§ **SUPPLIED PASSAGE**
━━━━━━━━━━
Wednesday, March 09, 2005

Indian Website Says ONGC/EEL Has Won A JDZ Block, But Doubts Persist

A bylined story in the online Business Standard of India says an Indian firm partnered with EEZ preferential rights holder Equator Exploration (EEL) has won a block in the bidding for five oil concessions in the Nigeria-Sao Tome and Principe Joint Development Zone, but the writing in the article was so imprecise it is difficult to tell if it is true.

If so, EEL shareholders were not buying on the news; the company's stock fell half a cent to 84 pence on volume of 91,000 shares on London's AIM exchange, well below the IPO in December of 1 British Pound.

Here is the story:


ONGC bags oil block in Nigeria
Jyoti Mukul

March 10, 2005


NEW DELHI -- Oil and Natural Gas Corporation (ONGC) has emerged a winner in the race for an oil block in Nigeria’s joint development zone. This will be ONGC Videsh Ltd’s (OVL) debut in Nigeria, the world's eighth largest oil producer and a major oil supplier to western Europe and the United States.

OVL, the overseas arm of ONGC, had in December entered into an agreement with Equator, the London Stock Exchange listed oil and gas exploration company, to jointly bid for oil blocks in West Africa.

ONGC and Equator had placed bids for blocks 2 and 4, which are in the joint development zone. The zone is estimated to hold reserves of 11 billion barrels and when fully operational could yield up to 3 million barrels a day.

Nigeria’s Environmental Remediation Holding Corporation (ERHC) holding 15-30 per cent in each of the Blocks 2, 3, 4, 5, 6 and 9, sought potential partners last year.

What the pairing may have won is not the only mystery. There is no source offered for the information, and it came out of New Delhi, far from the action in Africa.

The Indian half of the pair is a quasi-official arm of the coutry's largest corporation, Reliance Industries, while the Equator half is a creation of gold magnate Sam Jonah of Ghana and Nigerian oil executive Wade Cherwayko, a friend of ERHC Energy's Sir Omeka Offor.
━━━━━━━━━━
Copy the ONGC article from "NEW DELHI -- Oil" up to and including "barrels a day.", renaming "Equator" as "EEL". Please work only from the ONGC article, not the data.

§ **DATA EXTRACT**
━━━━━━━━━━
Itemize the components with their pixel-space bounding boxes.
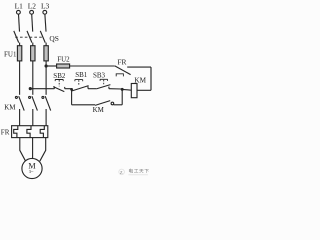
━━━━━━━━━━
§ **SOLVED PROBLEM**
NEW DELHI -- Oil and Natural Gas Corporation (ONGC) has emerged a winner in the race for an oil block in Nigeria’s joint development zone. This will be ONGC Videsh Ltd’s (OVL) debut in Nigeria, the world's eighth largest oil producer and a major oil supplier to western Europe and the United States.

OVL, the overseas arm of ONGC, had in December entered into an agreement with EEL, the London Stock Exchange listed oil and gas exploration company, to jointly bid for oil blocks in West Africa.

ONGC and EEL had placed bids for blocks 2 and 4, which are in the joint development zone. The zone is estimated to hold reserves of 11 billion barrels and when fully operational could yield up to 3 million barrels a day.